What is asked:
Output the entries word for word. Omit images.

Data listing
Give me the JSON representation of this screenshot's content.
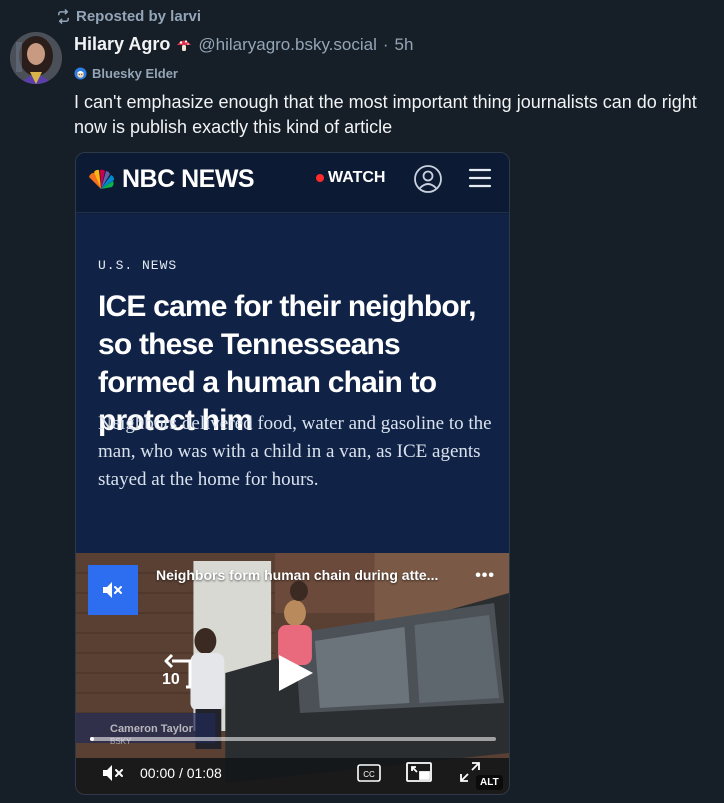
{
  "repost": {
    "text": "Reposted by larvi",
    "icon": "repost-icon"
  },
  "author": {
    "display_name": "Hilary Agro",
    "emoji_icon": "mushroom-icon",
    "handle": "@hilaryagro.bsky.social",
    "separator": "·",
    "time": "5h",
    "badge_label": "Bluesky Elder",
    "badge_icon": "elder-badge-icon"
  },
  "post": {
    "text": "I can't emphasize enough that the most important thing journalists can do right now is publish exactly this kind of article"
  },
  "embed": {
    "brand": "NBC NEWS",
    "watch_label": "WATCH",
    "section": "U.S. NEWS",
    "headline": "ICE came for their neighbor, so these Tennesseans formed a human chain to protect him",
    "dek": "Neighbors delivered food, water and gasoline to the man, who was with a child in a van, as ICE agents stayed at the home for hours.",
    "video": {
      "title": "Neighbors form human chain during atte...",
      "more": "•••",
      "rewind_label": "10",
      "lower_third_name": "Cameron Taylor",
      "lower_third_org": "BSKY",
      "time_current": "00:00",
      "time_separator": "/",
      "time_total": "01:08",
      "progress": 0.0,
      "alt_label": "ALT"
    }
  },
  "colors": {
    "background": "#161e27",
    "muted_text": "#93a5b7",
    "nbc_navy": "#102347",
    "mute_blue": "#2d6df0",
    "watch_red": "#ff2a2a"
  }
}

Solution to the exercise:
Give me the JSON representation of this screenshot's content.
{
  "repost": {
    "text": "Reposted by larvi",
    "icon": "repost-icon"
  },
  "author": {
    "display_name": "Hilary Agro",
    "emoji_icon": "mushroom-icon",
    "handle": "@hilaryagro.bsky.social",
    "separator": "·",
    "time": "5h",
    "badge_label": "Bluesky Elder",
    "badge_icon": "elder-badge-icon"
  },
  "post": {
    "text": "I can't emphasize enough that the most important thing journalists can do right now is publish exactly this kind of article"
  },
  "embed": {
    "brand": "NBC NEWS",
    "watch_label": "WATCH",
    "section": "U.S. NEWS",
    "headline": "ICE came for their neighbor, so these Tennesseans formed a human chain to protect him",
    "dek": "Neighbors delivered food, water and gasoline to the man, who was with a child in a van, as ICE agents stayed at the home for hours.",
    "video": {
      "title": "Neighbors form human chain during atte...",
      "more": "•••",
      "rewind_label": "10",
      "lower_third_name": "Cameron Taylor",
      "lower_third_org": "BSKY",
      "time_current": "00:00",
      "time_separator": "/",
      "time_total": "01:08",
      "progress": 0.0,
      "alt_label": "ALT"
    }
  },
  "colors": {
    "background": "#161e27",
    "muted_text": "#93a5b7",
    "nbc_navy": "#102347",
    "mute_blue": "#2d6df0",
    "watch_red": "#ff2a2a"
  }
}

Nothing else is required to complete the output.